--- Begin ---
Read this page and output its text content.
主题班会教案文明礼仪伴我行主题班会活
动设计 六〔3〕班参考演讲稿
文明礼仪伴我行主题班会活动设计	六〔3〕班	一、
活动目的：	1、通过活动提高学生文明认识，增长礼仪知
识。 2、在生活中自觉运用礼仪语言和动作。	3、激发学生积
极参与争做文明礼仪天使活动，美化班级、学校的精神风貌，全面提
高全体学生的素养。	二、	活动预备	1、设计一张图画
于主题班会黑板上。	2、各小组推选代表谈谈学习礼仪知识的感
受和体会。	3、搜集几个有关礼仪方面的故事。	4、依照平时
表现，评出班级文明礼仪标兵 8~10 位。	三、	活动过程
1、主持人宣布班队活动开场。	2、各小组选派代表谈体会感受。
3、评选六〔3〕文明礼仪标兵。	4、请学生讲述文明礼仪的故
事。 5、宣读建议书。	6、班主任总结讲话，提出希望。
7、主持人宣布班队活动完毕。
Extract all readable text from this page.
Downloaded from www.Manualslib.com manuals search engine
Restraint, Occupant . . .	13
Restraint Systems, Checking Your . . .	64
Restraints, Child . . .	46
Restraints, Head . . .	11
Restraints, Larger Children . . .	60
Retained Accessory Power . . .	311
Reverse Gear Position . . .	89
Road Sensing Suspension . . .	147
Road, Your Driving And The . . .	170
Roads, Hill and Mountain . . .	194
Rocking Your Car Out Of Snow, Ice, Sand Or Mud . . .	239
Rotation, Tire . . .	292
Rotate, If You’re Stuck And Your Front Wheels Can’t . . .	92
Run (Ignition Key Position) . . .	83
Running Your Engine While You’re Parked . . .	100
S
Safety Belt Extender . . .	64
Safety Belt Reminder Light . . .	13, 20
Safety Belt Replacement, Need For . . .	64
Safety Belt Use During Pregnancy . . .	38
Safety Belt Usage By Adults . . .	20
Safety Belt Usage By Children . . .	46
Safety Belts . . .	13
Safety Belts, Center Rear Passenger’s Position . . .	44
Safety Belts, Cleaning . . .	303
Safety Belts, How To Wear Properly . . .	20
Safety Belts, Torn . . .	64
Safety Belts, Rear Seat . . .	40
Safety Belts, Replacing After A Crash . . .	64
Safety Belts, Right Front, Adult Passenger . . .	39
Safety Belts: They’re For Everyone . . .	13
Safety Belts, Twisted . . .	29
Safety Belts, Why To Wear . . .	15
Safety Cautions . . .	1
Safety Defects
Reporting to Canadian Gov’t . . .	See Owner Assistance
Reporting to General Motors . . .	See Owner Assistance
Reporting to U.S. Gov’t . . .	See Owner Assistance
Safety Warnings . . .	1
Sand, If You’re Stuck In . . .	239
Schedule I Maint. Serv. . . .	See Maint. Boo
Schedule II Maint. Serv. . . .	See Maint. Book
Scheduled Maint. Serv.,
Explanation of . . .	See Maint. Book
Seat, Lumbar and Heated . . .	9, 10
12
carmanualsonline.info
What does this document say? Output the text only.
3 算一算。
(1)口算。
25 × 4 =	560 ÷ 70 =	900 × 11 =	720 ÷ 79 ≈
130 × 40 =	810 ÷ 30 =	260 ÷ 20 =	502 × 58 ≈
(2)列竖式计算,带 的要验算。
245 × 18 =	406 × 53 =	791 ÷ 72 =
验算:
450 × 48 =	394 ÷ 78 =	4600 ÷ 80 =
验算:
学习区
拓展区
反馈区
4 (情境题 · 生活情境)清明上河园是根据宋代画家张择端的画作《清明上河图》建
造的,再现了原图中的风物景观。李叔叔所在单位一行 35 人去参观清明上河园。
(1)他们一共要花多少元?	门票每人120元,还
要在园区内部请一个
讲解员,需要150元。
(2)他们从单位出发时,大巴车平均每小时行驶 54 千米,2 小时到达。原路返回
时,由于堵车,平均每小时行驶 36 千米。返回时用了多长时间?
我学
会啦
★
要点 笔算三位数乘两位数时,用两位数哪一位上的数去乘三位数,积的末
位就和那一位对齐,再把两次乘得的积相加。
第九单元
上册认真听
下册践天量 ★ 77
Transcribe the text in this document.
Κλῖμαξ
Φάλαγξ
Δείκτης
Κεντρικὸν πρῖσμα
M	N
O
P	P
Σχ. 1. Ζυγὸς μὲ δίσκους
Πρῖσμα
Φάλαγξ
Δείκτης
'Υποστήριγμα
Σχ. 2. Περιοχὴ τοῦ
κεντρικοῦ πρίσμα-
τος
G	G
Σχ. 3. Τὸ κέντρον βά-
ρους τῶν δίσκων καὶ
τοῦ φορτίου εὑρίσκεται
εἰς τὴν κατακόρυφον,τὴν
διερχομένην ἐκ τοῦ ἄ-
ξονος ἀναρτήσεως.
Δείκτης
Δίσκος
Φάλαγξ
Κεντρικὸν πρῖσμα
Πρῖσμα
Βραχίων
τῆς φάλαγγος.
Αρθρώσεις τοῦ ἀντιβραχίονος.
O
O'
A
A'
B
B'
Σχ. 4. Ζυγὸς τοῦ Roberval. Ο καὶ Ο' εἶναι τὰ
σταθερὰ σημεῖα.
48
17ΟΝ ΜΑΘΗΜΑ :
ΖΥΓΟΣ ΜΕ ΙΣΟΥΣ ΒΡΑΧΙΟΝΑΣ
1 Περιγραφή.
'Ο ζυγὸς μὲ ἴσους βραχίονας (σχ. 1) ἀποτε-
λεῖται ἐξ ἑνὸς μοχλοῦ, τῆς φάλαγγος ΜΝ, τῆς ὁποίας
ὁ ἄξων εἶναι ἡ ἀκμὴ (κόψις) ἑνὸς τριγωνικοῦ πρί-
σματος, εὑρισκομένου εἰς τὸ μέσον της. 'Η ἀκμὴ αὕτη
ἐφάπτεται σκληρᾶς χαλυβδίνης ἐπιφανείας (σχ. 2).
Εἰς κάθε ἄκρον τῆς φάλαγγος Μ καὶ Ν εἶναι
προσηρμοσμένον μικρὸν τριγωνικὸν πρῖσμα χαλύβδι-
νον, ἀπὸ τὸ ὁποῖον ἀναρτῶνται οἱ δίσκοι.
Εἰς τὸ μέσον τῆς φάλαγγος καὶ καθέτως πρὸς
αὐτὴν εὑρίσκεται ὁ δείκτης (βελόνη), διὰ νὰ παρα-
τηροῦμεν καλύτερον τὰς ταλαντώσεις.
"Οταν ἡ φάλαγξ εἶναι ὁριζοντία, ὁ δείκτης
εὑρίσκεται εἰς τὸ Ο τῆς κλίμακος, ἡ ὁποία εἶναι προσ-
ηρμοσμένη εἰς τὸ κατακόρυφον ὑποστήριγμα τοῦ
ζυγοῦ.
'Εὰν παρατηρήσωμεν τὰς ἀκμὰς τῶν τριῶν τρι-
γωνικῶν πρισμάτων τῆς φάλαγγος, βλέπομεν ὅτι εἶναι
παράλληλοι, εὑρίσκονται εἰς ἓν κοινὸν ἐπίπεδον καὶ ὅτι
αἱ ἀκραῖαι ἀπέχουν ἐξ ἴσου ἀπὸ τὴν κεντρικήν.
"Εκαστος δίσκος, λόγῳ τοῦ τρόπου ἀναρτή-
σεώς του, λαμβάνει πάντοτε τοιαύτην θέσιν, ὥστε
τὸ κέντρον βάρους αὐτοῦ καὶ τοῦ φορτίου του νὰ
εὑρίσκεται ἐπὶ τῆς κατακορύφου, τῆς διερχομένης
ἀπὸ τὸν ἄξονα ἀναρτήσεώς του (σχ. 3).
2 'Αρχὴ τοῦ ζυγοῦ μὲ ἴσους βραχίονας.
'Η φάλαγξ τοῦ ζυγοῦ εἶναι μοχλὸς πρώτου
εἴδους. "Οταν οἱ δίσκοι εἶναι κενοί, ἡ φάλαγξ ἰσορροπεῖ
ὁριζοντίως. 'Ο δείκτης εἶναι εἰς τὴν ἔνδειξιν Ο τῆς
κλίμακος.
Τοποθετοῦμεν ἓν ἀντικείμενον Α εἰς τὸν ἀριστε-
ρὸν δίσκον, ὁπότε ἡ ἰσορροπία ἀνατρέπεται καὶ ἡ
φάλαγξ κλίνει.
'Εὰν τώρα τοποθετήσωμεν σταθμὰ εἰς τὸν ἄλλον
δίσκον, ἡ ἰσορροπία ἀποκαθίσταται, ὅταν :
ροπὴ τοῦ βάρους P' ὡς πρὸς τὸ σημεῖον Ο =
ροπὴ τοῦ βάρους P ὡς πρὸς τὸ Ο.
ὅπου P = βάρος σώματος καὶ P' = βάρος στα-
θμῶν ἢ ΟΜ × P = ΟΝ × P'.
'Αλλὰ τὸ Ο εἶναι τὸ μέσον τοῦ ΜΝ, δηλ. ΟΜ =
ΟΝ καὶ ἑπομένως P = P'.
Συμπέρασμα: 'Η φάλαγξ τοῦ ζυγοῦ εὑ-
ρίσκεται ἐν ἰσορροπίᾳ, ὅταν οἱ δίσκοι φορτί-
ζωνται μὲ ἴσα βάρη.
--- End ---
▶ [TASK STATEMENT] Looking at the records above, tally the lines holding "κέντρον" and reply with that number only.

▶ [THE RESPONSE] 2